**Problem statement**
Pull each line holding "structured" out of the entries below.
:: Exercise materials ::
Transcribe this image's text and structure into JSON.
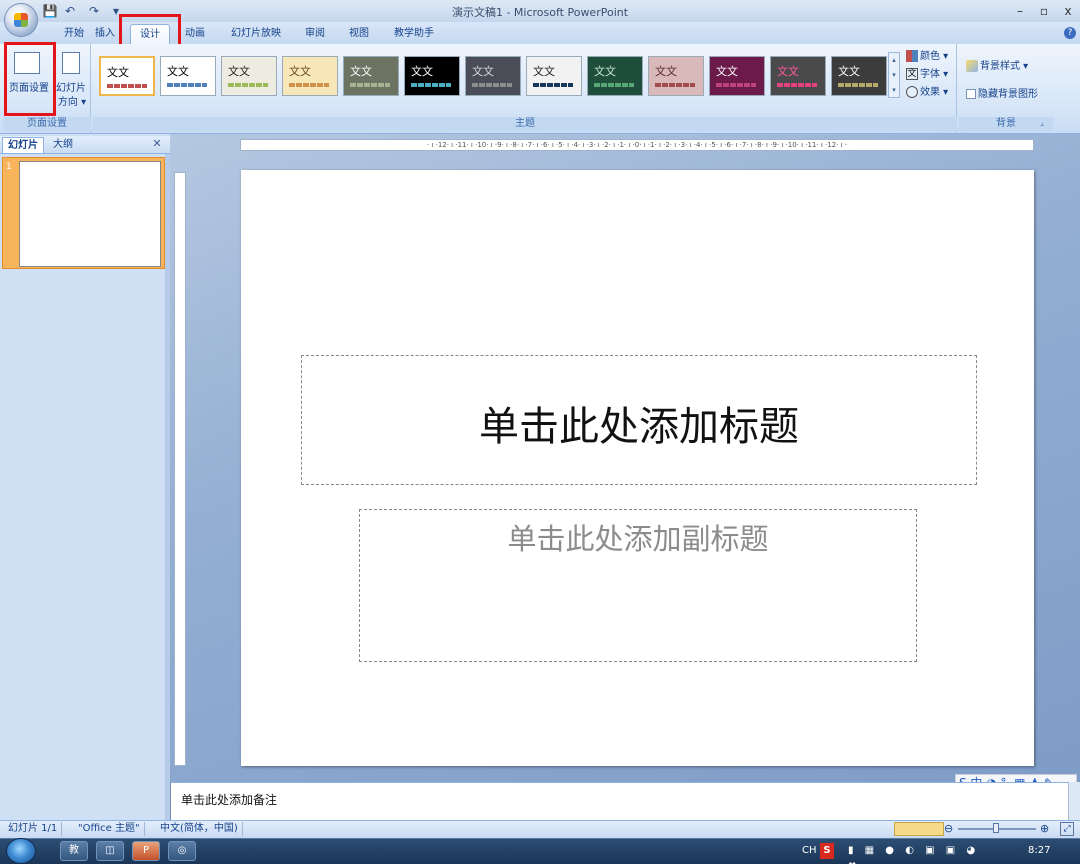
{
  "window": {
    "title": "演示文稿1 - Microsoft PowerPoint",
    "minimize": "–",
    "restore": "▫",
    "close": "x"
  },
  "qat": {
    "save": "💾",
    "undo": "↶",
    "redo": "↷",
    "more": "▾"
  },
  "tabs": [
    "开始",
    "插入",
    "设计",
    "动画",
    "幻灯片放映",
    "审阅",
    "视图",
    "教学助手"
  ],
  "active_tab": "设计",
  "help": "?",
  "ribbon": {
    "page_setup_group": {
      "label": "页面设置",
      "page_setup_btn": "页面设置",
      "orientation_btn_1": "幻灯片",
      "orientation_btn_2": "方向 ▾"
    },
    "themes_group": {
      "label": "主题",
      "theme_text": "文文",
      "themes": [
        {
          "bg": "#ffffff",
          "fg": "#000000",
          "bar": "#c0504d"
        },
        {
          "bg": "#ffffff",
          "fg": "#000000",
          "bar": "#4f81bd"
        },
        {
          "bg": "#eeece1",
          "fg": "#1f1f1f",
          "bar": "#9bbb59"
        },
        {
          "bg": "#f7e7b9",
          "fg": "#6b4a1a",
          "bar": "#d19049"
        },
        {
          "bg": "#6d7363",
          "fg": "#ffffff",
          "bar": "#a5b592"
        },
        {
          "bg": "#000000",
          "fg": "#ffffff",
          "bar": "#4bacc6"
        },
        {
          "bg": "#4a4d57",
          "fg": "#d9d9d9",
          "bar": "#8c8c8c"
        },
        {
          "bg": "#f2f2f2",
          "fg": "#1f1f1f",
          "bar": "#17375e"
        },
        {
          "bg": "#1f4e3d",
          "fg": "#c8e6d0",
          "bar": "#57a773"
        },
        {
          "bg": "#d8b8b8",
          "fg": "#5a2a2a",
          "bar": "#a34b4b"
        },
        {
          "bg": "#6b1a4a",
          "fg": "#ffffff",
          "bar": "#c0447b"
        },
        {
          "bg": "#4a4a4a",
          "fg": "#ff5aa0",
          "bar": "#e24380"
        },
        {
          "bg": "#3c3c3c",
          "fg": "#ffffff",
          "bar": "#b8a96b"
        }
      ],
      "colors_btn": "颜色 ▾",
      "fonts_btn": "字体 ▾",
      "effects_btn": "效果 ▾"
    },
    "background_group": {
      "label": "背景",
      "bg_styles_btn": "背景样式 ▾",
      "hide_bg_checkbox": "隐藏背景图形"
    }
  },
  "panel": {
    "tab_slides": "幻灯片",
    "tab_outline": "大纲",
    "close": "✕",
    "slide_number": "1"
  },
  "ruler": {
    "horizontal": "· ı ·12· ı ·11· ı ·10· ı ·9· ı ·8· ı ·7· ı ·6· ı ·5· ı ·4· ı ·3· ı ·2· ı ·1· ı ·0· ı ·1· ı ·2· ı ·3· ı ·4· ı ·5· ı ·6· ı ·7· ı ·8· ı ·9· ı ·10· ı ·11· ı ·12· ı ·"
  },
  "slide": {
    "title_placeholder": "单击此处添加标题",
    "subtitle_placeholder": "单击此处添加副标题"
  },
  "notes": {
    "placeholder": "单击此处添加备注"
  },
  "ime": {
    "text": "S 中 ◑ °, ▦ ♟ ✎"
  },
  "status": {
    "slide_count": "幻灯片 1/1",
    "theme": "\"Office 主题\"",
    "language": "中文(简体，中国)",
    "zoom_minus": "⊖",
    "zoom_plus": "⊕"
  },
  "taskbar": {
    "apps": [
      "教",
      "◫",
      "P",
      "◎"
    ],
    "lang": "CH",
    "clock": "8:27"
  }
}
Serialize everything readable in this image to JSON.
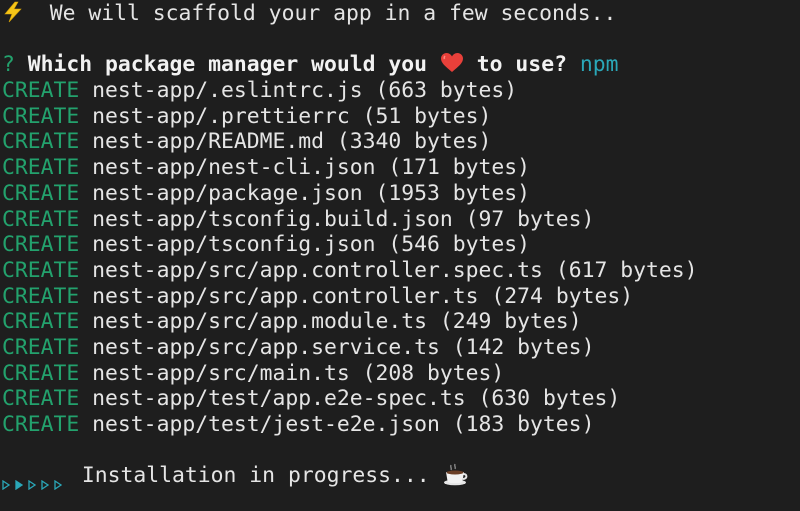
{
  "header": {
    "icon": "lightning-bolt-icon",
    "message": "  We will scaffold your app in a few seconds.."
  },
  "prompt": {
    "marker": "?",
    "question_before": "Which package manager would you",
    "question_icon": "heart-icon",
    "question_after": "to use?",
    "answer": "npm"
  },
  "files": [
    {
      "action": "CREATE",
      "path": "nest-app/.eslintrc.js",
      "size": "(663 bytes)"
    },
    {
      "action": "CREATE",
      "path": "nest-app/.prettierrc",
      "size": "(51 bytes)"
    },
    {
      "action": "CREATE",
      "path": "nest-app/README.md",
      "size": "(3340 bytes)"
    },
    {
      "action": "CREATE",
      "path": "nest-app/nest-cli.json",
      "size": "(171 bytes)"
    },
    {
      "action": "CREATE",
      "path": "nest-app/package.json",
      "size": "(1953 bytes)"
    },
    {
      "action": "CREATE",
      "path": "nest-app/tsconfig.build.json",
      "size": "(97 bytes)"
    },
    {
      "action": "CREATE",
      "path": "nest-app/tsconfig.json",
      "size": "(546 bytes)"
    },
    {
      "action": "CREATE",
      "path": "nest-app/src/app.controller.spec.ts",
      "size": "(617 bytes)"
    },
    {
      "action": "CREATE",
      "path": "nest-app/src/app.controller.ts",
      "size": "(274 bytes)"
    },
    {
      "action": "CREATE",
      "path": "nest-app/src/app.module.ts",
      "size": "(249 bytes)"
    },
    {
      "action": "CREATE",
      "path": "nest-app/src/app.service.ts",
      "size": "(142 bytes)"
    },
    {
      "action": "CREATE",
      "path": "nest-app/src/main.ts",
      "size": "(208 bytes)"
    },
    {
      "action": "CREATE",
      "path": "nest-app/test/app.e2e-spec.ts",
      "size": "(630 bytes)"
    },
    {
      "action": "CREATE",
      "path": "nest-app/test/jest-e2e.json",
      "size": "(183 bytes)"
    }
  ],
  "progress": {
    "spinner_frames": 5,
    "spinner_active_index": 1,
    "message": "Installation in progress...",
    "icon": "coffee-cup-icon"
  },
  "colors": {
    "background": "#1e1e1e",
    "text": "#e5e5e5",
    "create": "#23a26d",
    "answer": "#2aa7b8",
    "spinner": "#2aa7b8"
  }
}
:::
:: Exercise materials ::
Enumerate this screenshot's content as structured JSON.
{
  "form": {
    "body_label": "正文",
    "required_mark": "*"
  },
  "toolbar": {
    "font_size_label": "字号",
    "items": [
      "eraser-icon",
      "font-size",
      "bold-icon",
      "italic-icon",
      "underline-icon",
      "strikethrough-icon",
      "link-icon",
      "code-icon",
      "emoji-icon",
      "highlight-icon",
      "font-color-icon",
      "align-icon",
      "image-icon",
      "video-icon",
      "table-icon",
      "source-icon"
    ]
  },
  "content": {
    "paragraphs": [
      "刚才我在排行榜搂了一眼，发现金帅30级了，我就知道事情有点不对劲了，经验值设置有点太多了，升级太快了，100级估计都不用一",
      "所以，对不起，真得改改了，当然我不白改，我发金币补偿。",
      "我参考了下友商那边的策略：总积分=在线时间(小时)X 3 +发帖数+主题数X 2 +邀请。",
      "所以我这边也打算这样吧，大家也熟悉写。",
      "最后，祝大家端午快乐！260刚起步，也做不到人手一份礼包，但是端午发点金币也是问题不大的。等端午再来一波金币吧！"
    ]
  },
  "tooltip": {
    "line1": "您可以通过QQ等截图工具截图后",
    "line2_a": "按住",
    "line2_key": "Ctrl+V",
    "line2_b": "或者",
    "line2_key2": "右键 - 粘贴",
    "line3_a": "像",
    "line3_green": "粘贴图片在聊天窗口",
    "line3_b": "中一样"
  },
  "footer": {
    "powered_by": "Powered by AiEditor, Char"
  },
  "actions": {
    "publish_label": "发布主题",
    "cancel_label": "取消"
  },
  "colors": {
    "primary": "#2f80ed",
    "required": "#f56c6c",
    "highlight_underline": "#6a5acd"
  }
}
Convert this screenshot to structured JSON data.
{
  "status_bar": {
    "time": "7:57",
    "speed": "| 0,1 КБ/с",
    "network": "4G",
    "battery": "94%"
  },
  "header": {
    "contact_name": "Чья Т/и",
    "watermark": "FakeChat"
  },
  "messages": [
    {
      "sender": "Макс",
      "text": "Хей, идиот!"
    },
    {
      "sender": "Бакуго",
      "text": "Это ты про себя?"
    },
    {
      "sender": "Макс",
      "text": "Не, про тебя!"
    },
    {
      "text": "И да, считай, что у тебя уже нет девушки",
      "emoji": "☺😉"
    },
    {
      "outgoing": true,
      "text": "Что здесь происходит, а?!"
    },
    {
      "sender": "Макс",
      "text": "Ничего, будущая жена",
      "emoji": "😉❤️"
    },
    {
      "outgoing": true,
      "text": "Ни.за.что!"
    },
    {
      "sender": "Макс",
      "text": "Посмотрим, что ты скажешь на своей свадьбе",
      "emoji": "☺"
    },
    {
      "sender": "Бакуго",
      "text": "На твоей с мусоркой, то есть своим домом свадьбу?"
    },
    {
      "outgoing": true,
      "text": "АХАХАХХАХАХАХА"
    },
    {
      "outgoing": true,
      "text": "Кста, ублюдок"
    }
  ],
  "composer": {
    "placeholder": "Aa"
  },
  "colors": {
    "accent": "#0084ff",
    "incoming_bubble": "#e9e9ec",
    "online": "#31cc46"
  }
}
:::
:: Exercise materials ::
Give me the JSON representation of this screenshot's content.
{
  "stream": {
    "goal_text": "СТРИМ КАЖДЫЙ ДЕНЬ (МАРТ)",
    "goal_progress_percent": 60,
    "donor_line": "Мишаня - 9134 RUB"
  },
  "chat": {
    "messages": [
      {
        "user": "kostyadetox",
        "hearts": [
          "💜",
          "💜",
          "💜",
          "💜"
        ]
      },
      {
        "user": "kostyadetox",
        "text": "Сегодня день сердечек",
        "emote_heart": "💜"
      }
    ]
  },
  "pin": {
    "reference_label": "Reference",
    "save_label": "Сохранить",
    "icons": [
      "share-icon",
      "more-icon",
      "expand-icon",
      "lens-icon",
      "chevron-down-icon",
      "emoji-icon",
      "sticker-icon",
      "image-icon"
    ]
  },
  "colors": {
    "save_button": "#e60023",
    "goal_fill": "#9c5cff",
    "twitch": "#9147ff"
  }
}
:::
**Response to the exercise**
Enumerate this screenshot's content as structured JSON.
Convert this screenshot to structured JSON data.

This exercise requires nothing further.